++++ Data provided ++++
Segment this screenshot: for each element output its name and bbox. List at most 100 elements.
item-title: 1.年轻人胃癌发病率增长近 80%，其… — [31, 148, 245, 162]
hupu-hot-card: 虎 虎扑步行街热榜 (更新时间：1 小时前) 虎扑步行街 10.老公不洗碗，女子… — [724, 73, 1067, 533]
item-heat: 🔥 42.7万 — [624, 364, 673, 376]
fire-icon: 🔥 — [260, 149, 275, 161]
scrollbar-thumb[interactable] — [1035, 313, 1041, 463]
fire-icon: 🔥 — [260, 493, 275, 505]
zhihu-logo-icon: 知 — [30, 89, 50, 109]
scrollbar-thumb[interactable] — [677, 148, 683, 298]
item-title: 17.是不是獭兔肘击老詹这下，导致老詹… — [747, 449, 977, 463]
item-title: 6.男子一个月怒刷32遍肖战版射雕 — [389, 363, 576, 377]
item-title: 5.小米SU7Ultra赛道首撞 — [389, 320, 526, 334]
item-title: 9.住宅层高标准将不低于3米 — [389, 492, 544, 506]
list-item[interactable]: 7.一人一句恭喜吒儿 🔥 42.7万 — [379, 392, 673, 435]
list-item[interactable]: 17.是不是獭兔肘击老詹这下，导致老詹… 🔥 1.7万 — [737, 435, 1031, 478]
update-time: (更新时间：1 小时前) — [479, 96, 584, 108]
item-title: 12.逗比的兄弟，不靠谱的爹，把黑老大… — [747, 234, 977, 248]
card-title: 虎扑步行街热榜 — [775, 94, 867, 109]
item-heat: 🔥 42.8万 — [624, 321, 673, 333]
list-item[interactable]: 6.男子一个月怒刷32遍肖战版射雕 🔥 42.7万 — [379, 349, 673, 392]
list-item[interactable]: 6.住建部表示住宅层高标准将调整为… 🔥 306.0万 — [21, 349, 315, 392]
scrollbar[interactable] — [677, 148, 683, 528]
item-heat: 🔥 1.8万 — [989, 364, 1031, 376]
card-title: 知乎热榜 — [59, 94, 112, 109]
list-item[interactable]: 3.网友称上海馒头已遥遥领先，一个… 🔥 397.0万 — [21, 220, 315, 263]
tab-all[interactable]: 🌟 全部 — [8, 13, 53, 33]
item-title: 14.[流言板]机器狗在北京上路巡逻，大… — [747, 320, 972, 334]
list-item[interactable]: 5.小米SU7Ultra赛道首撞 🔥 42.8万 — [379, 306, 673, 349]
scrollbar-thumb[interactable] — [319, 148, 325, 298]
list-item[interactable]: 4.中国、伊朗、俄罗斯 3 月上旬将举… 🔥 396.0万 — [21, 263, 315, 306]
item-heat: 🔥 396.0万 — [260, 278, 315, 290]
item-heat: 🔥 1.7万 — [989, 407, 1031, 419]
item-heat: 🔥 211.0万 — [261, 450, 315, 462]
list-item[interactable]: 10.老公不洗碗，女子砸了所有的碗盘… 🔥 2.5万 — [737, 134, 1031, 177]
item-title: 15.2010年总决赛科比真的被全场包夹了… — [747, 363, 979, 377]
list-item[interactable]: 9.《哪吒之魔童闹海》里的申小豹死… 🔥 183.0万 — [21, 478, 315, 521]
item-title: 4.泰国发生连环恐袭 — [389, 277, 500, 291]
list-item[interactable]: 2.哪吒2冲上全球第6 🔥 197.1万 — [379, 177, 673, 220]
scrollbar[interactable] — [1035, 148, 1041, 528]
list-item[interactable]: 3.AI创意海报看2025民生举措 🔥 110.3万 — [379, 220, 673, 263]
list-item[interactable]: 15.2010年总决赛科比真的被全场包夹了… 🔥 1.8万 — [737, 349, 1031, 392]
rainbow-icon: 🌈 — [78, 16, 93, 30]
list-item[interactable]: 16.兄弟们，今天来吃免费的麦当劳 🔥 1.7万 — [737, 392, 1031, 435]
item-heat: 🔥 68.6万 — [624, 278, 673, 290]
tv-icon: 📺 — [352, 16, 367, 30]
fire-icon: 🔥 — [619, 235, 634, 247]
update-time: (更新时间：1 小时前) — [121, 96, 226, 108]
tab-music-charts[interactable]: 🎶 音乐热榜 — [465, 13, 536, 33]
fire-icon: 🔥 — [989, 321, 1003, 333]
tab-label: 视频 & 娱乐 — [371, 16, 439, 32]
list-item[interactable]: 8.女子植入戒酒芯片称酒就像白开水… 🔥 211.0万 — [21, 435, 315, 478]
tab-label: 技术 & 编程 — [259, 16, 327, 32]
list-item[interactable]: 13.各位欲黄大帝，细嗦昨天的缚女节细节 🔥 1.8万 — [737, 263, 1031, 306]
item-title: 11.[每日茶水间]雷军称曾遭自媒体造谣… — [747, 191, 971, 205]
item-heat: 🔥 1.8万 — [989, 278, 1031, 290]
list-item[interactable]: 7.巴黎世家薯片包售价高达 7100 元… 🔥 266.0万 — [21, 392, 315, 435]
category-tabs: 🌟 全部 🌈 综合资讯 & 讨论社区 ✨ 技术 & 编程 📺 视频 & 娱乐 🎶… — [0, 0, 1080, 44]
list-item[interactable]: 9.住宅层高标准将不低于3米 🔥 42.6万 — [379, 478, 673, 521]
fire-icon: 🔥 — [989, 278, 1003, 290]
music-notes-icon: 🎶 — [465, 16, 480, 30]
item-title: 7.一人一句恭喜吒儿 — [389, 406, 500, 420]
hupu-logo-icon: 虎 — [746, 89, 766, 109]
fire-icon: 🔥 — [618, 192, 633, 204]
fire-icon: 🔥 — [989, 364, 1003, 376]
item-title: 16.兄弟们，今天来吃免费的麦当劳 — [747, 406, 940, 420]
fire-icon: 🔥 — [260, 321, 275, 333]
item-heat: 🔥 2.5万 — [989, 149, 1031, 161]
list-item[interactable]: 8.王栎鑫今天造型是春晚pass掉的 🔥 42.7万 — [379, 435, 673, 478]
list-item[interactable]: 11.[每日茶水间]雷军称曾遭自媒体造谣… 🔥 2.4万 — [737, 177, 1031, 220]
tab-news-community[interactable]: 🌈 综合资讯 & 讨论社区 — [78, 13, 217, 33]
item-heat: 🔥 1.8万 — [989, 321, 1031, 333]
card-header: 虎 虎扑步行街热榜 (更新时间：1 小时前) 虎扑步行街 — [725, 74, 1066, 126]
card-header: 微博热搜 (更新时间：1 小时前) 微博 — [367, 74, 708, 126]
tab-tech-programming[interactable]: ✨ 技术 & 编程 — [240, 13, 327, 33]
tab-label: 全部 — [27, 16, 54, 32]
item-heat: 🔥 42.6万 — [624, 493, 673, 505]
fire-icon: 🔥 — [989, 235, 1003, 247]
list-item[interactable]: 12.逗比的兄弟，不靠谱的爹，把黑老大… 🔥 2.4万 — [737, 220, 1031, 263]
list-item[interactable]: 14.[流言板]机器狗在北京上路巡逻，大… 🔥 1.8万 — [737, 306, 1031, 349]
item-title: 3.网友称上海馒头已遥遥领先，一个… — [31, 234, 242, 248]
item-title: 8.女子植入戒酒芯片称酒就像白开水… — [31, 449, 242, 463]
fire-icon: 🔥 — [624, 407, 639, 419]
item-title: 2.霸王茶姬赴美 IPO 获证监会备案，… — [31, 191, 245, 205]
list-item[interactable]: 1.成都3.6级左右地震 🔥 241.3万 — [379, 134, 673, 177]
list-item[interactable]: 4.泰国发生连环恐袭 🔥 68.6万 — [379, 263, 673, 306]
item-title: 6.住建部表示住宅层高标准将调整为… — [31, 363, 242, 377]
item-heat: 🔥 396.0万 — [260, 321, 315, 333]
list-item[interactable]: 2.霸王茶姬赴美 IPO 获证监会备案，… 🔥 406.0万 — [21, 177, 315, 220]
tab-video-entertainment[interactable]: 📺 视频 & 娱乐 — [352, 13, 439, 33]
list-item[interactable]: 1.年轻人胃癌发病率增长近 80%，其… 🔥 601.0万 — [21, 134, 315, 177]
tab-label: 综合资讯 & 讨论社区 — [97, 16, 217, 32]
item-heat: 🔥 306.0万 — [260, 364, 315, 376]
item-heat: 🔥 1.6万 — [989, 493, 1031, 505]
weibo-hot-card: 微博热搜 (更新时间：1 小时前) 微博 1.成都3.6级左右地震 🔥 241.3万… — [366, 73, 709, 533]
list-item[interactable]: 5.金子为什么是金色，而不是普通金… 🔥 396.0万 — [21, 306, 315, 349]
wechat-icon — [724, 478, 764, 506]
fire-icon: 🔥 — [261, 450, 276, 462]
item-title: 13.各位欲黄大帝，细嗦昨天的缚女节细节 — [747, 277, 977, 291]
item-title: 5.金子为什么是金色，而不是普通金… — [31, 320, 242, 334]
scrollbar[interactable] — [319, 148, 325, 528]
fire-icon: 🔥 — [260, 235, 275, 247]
++++
**What is asked:**
Copy out the rows unchanged, beginning with the first row and stopping after the row that contains "scrollbar-thumb[interactable] — [677, 148, 683, 298]".

**Finished task:**
Segment this screenshot: for each element output its name and bbox. List at most 100 elements.
item-title: 1.年轻人胃癌发病率增长近 80%，其… — [31, 148, 245, 162]
hupu-hot-card: 虎 虎扑步行街热榜 (更新时间：1 小时前) 虎扑步行街 10.老公不洗碗，女子… — [724, 73, 1067, 533]
item-heat: 🔥 42.7万 — [624, 364, 673, 376]
fire-icon: 🔥 — [260, 149, 275, 161]
scrollbar-thumb[interactable] — [1035, 313, 1041, 463]
fire-icon: 🔥 — [260, 493, 275, 505]
zhihu-logo-icon: 知 — [30, 89, 50, 109]
scrollbar-thumb[interactable] — [677, 148, 683, 298]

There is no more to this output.